# Problem to solve:
From the records below, pull each line that has "dziś".

# Extracted data:
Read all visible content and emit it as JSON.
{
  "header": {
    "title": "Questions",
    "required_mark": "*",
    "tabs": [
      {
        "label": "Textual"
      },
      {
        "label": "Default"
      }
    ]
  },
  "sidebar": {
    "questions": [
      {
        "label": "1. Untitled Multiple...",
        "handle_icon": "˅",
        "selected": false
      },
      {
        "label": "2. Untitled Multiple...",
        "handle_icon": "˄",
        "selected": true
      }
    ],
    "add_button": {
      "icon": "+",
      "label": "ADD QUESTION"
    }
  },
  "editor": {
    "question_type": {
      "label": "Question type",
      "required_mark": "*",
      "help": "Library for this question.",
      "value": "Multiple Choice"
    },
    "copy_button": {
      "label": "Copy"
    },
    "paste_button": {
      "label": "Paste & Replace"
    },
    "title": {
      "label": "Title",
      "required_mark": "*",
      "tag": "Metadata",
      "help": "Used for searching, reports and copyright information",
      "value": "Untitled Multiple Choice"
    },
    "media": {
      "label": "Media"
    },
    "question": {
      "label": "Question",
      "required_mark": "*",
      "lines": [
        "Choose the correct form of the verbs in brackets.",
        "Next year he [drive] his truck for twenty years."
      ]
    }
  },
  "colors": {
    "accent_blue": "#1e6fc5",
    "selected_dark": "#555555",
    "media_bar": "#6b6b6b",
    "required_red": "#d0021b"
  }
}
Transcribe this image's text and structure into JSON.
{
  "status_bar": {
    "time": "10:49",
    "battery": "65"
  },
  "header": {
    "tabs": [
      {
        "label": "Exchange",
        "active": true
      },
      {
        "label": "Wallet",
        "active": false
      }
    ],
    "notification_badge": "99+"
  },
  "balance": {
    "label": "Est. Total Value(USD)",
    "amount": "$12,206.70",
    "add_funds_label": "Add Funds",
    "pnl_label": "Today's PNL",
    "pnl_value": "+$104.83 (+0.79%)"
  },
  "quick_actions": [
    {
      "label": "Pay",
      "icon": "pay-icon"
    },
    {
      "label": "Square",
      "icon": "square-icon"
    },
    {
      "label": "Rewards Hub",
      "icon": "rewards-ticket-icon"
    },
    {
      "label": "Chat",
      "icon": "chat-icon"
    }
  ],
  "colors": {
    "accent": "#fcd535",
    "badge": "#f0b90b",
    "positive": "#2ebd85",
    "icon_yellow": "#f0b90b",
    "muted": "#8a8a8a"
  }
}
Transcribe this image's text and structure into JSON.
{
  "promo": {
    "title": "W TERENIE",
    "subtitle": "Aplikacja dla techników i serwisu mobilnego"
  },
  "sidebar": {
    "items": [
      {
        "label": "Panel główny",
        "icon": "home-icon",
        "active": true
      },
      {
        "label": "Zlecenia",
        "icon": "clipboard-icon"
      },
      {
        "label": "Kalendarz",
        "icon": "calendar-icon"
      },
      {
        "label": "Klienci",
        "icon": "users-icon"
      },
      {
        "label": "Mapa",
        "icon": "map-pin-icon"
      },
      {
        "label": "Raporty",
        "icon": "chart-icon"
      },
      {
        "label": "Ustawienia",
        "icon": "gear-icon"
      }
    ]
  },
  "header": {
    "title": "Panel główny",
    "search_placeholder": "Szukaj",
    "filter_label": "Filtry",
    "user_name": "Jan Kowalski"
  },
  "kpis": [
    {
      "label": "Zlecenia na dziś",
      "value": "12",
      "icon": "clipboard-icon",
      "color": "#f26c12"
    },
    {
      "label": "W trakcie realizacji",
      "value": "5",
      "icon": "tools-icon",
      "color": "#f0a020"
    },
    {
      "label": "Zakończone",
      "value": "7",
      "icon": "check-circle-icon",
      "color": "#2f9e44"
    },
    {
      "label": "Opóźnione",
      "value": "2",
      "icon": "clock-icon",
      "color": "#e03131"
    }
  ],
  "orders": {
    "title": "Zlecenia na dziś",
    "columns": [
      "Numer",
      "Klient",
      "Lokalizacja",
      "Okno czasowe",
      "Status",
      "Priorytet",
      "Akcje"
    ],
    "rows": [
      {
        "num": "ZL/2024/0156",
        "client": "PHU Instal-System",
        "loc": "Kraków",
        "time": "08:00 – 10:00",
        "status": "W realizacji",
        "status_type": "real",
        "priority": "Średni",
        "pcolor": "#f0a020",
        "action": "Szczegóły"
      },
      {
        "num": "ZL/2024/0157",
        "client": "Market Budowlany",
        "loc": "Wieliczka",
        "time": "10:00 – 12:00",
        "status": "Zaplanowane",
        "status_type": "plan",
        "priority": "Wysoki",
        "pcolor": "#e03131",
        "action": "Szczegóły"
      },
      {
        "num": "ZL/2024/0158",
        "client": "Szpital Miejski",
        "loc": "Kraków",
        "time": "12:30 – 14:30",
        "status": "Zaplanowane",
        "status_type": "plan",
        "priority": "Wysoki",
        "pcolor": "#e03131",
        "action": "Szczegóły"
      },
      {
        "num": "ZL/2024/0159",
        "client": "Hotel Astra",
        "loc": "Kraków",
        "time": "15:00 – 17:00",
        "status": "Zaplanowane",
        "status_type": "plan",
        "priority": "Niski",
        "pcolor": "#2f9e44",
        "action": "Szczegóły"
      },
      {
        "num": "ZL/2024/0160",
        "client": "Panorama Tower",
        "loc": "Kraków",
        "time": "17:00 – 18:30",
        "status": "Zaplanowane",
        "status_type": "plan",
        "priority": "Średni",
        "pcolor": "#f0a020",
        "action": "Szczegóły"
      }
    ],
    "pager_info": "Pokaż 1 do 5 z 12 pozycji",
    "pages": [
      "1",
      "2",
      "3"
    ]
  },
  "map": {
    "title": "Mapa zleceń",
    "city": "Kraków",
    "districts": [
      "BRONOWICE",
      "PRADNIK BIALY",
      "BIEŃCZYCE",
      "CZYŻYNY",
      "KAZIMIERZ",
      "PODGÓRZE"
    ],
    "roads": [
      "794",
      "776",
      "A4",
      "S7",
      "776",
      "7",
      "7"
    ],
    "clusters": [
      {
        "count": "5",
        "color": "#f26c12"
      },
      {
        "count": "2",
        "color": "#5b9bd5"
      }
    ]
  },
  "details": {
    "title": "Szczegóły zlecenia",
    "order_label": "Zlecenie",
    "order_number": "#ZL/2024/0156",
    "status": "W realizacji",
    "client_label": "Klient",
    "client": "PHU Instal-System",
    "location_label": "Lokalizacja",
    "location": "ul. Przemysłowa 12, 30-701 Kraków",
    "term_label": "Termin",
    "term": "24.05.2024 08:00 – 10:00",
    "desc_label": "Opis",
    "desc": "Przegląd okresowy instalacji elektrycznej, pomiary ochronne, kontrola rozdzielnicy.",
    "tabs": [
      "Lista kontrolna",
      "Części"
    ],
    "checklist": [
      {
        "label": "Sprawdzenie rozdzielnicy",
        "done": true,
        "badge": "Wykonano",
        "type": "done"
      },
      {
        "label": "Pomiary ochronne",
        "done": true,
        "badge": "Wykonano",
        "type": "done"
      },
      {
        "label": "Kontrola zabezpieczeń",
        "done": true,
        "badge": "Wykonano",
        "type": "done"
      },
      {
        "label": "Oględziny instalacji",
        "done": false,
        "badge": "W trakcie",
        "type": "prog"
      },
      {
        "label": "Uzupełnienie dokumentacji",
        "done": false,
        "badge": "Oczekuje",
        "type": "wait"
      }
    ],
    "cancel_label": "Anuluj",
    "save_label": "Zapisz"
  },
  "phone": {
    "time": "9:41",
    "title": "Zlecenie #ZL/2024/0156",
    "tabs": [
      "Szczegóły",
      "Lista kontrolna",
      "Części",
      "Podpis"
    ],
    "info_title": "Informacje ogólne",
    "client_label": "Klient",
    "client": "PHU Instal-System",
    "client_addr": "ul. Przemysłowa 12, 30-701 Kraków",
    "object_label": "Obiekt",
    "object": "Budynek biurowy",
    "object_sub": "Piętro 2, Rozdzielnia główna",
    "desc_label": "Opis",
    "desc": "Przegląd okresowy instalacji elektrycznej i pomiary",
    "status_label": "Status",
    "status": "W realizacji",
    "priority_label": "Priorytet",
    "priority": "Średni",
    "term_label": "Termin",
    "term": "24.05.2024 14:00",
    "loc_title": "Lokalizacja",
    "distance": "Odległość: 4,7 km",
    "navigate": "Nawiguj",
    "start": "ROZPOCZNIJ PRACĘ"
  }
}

# Result:
      "label": "Zlecenia na dziś",
    "title": "Zlecenia na dziś",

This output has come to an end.